> [Exercise] Retype all of the entries word for word.

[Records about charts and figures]
* begin *

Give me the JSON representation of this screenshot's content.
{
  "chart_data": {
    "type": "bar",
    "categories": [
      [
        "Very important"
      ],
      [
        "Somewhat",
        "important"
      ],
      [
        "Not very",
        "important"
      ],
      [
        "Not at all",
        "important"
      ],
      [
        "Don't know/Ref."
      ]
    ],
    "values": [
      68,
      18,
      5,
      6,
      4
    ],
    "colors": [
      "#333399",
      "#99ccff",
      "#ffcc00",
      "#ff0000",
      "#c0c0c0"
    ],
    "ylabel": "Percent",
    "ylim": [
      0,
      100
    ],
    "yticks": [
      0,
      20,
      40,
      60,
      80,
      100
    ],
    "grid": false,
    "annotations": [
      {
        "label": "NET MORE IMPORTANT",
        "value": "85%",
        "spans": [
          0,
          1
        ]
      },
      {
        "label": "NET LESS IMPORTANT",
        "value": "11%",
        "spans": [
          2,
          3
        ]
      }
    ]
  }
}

* end *

> [Final result]
Give me the JSON representation of this screenshot's content.
{
  "chart_data": {
    "type": "bar",
    "categories": [
      [
        "Very important"
      ],
      [
        "Somewhat",
        "important"
      ],
      [
        "Not very",
        "important"
      ],
      [
        "Not at all",
        "important"
      ],
      [
        "Don't know/Ref."
      ]
    ],
    "values": [
      68,
      18,
      5,
      6,
      4
    ],
    "colors": [
      "#333399",
      "#99ccff",
      "#ffcc00",
      "#ff0000",
      "#c0c0c0"
    ],
    "ylabel": "Percent",
    "ylim": [
      0,
      100
    ],
    "yticks": [
      0,
      20,
      40,
      60,
      80,
      100
    ],
    "grid": false,
    "annotations": [
      {
        "label": "NET MORE IMPORTANT",
        "value": "85%",
        "spans": [
          0,
          1
        ]
      },
      {
        "label": "NET LESS IMPORTANT",
        "value": "11%",
        "spans": [
          2,
          3
        ]
      }
    ]
  }
}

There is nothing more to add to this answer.